---------- Source data

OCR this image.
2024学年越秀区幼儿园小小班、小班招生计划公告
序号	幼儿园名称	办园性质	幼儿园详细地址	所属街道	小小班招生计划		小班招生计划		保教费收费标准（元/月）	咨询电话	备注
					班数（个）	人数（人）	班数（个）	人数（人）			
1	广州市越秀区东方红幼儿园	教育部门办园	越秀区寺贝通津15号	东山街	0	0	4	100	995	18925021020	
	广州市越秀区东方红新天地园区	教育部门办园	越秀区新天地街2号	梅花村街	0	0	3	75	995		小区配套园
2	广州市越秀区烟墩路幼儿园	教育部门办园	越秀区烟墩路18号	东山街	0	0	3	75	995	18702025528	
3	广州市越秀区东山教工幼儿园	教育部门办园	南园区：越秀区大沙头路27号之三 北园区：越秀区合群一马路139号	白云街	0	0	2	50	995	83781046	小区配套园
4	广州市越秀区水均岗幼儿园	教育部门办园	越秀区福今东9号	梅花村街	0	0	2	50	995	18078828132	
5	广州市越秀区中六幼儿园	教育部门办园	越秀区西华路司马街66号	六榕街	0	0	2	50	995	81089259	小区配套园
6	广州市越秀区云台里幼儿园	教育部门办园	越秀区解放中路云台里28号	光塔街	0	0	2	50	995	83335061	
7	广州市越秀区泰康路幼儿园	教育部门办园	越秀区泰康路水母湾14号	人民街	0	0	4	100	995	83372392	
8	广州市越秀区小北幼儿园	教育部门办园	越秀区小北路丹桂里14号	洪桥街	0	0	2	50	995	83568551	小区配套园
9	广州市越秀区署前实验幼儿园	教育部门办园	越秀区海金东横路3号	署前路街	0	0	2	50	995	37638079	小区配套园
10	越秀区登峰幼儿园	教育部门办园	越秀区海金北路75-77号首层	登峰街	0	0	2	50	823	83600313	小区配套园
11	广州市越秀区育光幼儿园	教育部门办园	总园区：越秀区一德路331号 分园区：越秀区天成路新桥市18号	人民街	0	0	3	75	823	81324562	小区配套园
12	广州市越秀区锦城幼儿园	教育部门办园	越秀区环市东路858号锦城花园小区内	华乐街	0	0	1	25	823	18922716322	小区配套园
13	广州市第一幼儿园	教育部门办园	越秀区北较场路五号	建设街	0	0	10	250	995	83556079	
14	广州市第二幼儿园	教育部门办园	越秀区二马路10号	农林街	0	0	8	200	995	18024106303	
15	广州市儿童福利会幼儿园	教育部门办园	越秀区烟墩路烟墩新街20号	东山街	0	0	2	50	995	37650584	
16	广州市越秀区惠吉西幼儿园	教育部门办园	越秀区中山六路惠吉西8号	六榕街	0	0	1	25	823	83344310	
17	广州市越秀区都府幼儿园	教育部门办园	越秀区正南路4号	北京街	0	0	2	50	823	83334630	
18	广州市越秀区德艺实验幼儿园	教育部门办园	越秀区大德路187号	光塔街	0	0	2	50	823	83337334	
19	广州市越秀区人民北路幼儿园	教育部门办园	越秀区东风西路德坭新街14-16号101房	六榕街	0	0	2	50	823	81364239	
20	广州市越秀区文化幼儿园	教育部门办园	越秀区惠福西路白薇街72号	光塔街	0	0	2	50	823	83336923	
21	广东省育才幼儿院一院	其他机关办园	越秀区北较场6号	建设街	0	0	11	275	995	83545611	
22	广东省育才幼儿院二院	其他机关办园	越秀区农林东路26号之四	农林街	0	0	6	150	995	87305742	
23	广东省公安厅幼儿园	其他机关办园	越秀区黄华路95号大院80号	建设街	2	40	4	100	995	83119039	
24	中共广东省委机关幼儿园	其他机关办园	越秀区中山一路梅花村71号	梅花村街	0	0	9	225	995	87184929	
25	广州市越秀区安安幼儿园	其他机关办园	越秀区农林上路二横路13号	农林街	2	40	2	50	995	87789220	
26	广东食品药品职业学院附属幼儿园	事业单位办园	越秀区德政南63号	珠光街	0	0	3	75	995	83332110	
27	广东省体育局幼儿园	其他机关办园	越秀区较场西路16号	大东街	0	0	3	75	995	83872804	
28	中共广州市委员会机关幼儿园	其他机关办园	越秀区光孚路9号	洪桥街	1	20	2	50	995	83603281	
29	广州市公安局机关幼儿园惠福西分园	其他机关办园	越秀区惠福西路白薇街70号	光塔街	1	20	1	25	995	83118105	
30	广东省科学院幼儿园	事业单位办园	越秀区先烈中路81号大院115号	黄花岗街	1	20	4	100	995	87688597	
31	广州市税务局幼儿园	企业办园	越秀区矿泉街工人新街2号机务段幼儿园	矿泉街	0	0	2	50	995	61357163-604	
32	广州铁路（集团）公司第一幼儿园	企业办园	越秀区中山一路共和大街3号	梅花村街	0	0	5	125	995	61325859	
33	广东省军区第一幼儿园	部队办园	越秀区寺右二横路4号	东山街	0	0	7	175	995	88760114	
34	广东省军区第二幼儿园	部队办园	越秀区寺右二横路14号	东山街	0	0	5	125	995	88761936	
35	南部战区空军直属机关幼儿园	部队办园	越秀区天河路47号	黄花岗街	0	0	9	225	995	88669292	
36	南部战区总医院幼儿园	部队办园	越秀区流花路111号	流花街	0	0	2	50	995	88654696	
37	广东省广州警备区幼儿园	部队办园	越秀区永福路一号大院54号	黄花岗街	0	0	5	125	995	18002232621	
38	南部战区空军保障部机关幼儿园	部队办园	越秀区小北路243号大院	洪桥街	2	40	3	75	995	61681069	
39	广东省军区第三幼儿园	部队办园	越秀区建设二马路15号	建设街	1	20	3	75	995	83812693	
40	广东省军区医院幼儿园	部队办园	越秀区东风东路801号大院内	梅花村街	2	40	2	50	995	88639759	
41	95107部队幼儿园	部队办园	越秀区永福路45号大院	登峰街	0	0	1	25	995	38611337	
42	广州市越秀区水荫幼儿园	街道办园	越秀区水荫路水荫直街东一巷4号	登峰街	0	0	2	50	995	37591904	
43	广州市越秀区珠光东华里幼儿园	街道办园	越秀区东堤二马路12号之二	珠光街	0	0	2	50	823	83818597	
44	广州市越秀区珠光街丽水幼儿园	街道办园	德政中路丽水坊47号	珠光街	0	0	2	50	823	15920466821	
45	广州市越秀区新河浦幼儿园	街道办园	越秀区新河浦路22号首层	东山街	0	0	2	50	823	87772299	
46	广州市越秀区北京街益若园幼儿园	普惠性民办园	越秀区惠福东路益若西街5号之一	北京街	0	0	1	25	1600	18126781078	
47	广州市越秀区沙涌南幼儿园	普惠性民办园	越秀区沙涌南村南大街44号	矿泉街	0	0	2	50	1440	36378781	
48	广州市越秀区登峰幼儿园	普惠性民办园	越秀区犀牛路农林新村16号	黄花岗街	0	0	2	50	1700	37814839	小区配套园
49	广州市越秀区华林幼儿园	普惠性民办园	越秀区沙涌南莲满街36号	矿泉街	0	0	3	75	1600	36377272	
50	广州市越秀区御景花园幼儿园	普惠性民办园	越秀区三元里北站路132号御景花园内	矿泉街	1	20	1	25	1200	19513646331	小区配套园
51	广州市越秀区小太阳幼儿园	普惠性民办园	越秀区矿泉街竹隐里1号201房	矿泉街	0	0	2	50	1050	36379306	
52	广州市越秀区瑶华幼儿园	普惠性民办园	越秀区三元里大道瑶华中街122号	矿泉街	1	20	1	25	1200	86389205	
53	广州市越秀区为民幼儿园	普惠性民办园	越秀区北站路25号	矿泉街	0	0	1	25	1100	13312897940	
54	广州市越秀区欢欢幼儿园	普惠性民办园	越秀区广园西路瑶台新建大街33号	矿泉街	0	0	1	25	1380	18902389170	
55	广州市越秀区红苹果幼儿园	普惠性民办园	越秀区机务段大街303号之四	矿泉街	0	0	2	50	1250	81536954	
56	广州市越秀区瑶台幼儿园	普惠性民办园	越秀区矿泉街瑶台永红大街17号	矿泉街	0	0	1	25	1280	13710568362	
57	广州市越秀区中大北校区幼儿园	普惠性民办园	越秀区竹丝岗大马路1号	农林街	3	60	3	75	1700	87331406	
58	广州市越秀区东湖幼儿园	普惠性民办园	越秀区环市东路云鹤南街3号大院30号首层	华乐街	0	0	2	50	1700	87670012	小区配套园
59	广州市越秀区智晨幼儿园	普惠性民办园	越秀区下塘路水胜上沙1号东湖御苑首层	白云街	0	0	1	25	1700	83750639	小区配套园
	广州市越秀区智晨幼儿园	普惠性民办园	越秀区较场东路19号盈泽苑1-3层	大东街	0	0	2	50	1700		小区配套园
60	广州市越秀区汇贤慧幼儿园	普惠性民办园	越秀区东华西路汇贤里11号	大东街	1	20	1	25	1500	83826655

--------------------

- **Required work**
Gather each line of the listing that holds the string "广州市越秀区智晨幼儿园".

- **Correct result**
59	广州市越秀区智晨幼儿园	普惠性民办园	越秀区下塘路水胜上沙1号东湖御苑首层	白云街	0	0	1	25	1700	83750639	小区配套园
	广州市越秀区智晨幼儿园	普惠性民办园	越秀区较场东路19号盈泽苑1-3层	大东街	0	0	2	50	1700		小区配套园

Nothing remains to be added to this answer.